#### [WHAT TO WORK ON]
Can you copy out the data exactly? Leave the images out.

Dataset records

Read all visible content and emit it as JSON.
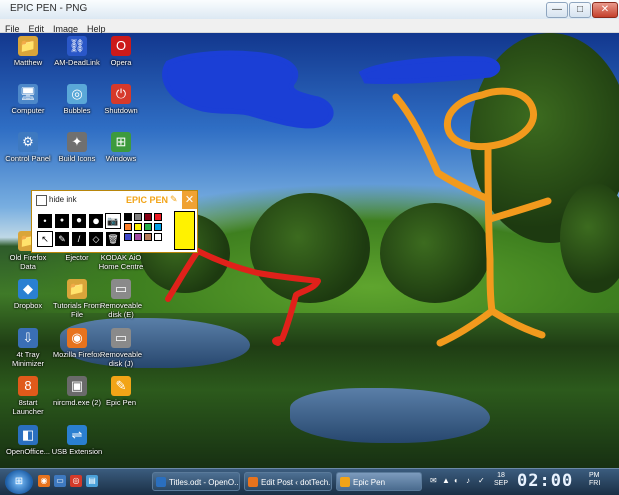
{
  "window": {
    "title": "EPIC PEN - PNG",
    "min": "—",
    "max": "□",
    "close": "✕"
  },
  "menu": [
    "File",
    "Edit",
    "Image",
    "Help"
  ],
  "desktop_icons": [
    {
      "label": "Matthew",
      "color": "#d9a53a",
      "glyph": "📁"
    },
    {
      "label": "AM-DeadLink",
      "color": "#2a57c8",
      "glyph": "⛓"
    },
    {
      "label": "Opera",
      "color": "#cc1a1a",
      "glyph": "O"
    },
    {
      "label": "Computer",
      "color": "#4d88c9",
      "glyph": "🖥"
    },
    {
      "label": "Bubbles",
      "color": "#5aa8d8",
      "glyph": "◎"
    },
    {
      "label": "Shutdown",
      "color": "#d6392a",
      "glyph": "⏻"
    },
    {
      "label": "Control Panel",
      "color": "#3e79c0",
      "glyph": "⚙"
    },
    {
      "label": "Build Icons",
      "color": "#707070",
      "glyph": "✦"
    },
    {
      "label": "Windows",
      "color": "#3d9a3d",
      "glyph": "⊞"
    },
    {
      "label": "Old Firefox Data",
      "color": "#d9a53a",
      "glyph": "📁"
    },
    {
      "label": "Ejector",
      "color": "#4aa0d8",
      "glyph": "⏏"
    },
    {
      "label": "KODAK AiO Home Centre",
      "color": "#d33a2a",
      "glyph": "K"
    },
    {
      "label": "Dropbox",
      "color": "#2a80d2",
      "glyph": "◆"
    },
    {
      "label": "Tutorials From File",
      "color": "#d9a53a",
      "glyph": "📁"
    },
    {
      "label": "Removeable disk (E)",
      "color": "#8a8a8a",
      "glyph": "▭"
    },
    {
      "label": "4t Tray Minimizer",
      "color": "#3a6fb5",
      "glyph": "⇩"
    },
    {
      "label": "Mozilla Firefox",
      "color": "#e8731d",
      "glyph": "◉"
    },
    {
      "label": "Removeable disk (J)",
      "color": "#8a8a8a",
      "glyph": "▭"
    },
    {
      "label": "8start Launcher",
      "color": "#e05a1a",
      "glyph": "8"
    },
    {
      "label": "nircmd.exe (2)",
      "color": "#6a6a6a",
      "glyph": "▣"
    },
    {
      "label": "Epic Pen",
      "color": "#f2a417",
      "glyph": "✎"
    },
    {
      "label": "OpenOffice...",
      "color": "#2a6fbf",
      "glyph": "◧"
    },
    {
      "label": "USB Extension",
      "color": "#2a7fd0",
      "glyph": "⇌"
    }
  ],
  "epic_pen": {
    "hide_ink_label": "hide ink",
    "brand": "EPIC PEN",
    "pencil_glyph": "✎",
    "close_glyph": "✕",
    "brush_sizes": [
      "•",
      "●",
      "●",
      "●"
    ],
    "tools": [
      "cursor-icon",
      "pen-icon",
      "highlighter-icon",
      "eraser-icon",
      "trash-icon"
    ],
    "tool_glyphs": [
      "↖",
      "✎",
      "/",
      "◇",
      "🗑"
    ],
    "camera_glyph": "📷",
    "palette": [
      "#000000",
      "#7f7f7f",
      "#880015",
      "#ed1c24",
      "#ff7f27",
      "#fff200",
      "#22b14c",
      "#00a2e8",
      "#3f48cc",
      "#a349a4",
      "#b97a57",
      "#ffffff"
    ],
    "current_color": "#fff200"
  },
  "taskbar": {
    "start_glyph": "⊞",
    "quick_launch": [
      {
        "color": "#e8731d",
        "glyph": "◉"
      },
      {
        "color": "#3e79c0",
        "glyph": "▭"
      },
      {
        "color": "#d33a2a",
        "glyph": "◎"
      },
      {
        "color": "#4aa0d8",
        "glyph": "▤"
      }
    ],
    "tasks": [
      {
        "label": "Titles.odt - OpenO...",
        "color": "#2a6fbf",
        "active": false
      },
      {
        "label": "Edit Post ‹ dotTech...",
        "color": "#e8731d",
        "active": false
      },
      {
        "label": "Epic Pen",
        "color": "#f2a417",
        "active": true
      }
    ],
    "tray": [
      "✉",
      "▲",
      "◐",
      "♪",
      "✓"
    ],
    "date_day": "18",
    "date_month": "SEP",
    "time": "02:00",
    "ampm": "PM",
    "weekday": "FRI"
  },
  "colors": {
    "ink_blue": "#1b3fd6",
    "ink_red": "#e0211a",
    "ink_orange": "#f29a1d"
  }
}
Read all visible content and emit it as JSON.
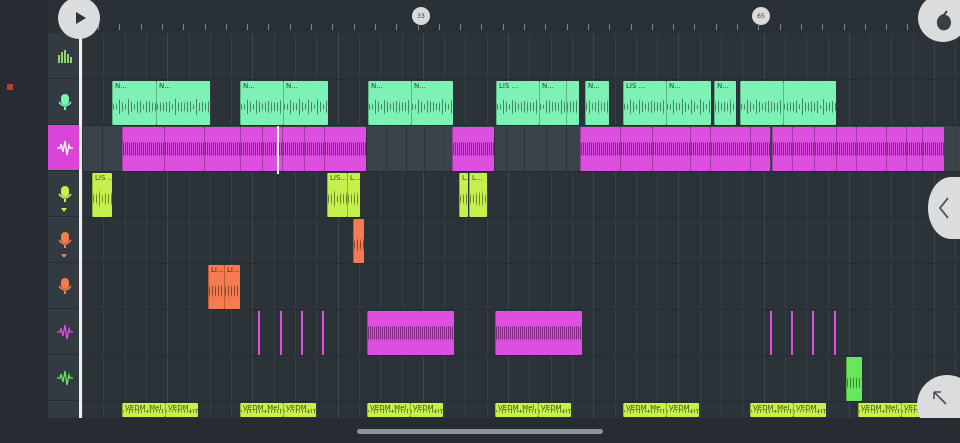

#### [RESULT BELOW]
Read all visible content and emit it as JSON.
{
  "window": {
    "title": "EPIC PEN - PNG",
    "min": "—",
    "max": "□",
    "close": "✕"
  },
  "menu": [
    "File",
    "Edit",
    "Image",
    "Help"
  ],
  "desktop_icons": [
    {
      "label": "Matthew",
      "color": "#d9a53a",
      "glyph": "📁"
    },
    {
      "label": "AM-DeadLink",
      "color": "#2a57c8",
      "glyph": "⛓"
    },
    {
      "label": "Opera",
      "color": "#cc1a1a",
      "glyph": "O"
    },
    {
      "label": "Computer",
      "color": "#4d88c9",
      "glyph": "🖥"
    },
    {
      "label": "Bubbles",
      "color": "#5aa8d8",
      "glyph": "◎"
    },
    {
      "label": "Shutdown",
      "color": "#d6392a",
      "glyph": "⏻"
    },
    {
      "label": "Control Panel",
      "color": "#3e79c0",
      "glyph": "⚙"
    },
    {
      "label": "Build Icons",
      "color": "#707070",
      "glyph": "✦"
    },
    {
      "label": "Windows",
      "color": "#3d9a3d",
      "glyph": "⊞"
    },
    {
      "label": "Old Firefox Data",
      "color": "#d9a53a",
      "glyph": "📁"
    },
    {
      "label": "Ejector",
      "color": "#4aa0d8",
      "glyph": "⏏"
    },
    {
      "label": "KODAK AiO Home Centre",
      "color": "#d33a2a",
      "glyph": "K"
    },
    {
      "label": "Dropbox",
      "color": "#2a80d2",
      "glyph": "◆"
    },
    {
      "label": "Tutorials From File",
      "color": "#d9a53a",
      "glyph": "📁"
    },
    {
      "label": "Removeable disk (E)",
      "color": "#8a8a8a",
      "glyph": "▭"
    },
    {
      "label": "4t Tray Minimizer",
      "color": "#3a6fb5",
      "glyph": "⇩"
    },
    {
      "label": "Mozilla Firefox",
      "color": "#e8731d",
      "glyph": "◉"
    },
    {
      "label": "Removeable disk (J)",
      "color": "#8a8a8a",
      "glyph": "▭"
    },
    {
      "label": "8start Launcher",
      "color": "#e05a1a",
      "glyph": "8"
    },
    {
      "label": "nircmd.exe (2)",
      "color": "#6a6a6a",
      "glyph": "▣"
    },
    {
      "label": "Epic Pen",
      "color": "#f2a417",
      "glyph": "✎"
    },
    {
      "label": "OpenOffice...",
      "color": "#2a6fbf",
      "glyph": "◧"
    },
    {
      "label": "USB Extension",
      "color": "#2a7fd0",
      "glyph": "⇌"
    }
  ],
  "epic_pen": {
    "hide_ink_label": "hide ink",
    "brand": "EPIC PEN",
    "pencil_glyph": "✎",
    "close_glyph": "✕",
    "brush_sizes": [
      "•",
      "●",
      "●",
      "●"
    ],
    "tools": [
      "cursor-icon",
      "pen-icon",
      "highlighter-icon",
      "eraser-icon",
      "trash-icon"
    ],
    "tool_glyphs": [
      "↖",
      "✎",
      "/",
      "◇",
      "🗑"
    ],
    "camera_glyph": "📷",
    "palette": [
      "#000000",
      "#7f7f7f",
      "#880015",
      "#ed1c24",
      "#ff7f27",
      "#fff200",
      "#22b14c",
      "#00a2e8",
      "#3f48cc",
      "#a349a4",
      "#b97a57",
      "#ffffff"
    ],
    "current_color": "#fff200"
  },
  "taskbar": {
    "start_glyph": "⊞",
    "quick_launch": [
      {
        "color": "#e8731d",
        "glyph": "◉"
      },
      {
        "color": "#3e79c0",
        "glyph": "▭"
      },
      {
        "color": "#d33a2a",
        "glyph": "◎"
      },
      {
        "color": "#4aa0d8",
        "glyph": "▤"
      }
    ],
    "tasks": [
      {
        "label": "Titles.odt - OpenO...",
        "color": "#2a6fbf",
        "active": false
      },
      {
        "label": "Edit Post ‹ dotTech...",
        "color": "#e8731d",
        "active": false
      },
      {
        "label": "Epic Pen",
        "color": "#f2a417",
        "active": true
      }
    ],
    "tray": [
      "✉",
      "▲",
      "◐",
      "♪",
      "✓"
    ],
    "date_day": "18",
    "date_month": "SEP",
    "time": "02:00",
    "ampm": "PM",
    "weekday": "FRI"
  },
  "colors": {
    "ink_blue": "#1b3fd6",
    "ink_red": "#e0211a",
    "ink_orange": "#f29a1d"
  }
}
Read all visible content and emit it as JSON.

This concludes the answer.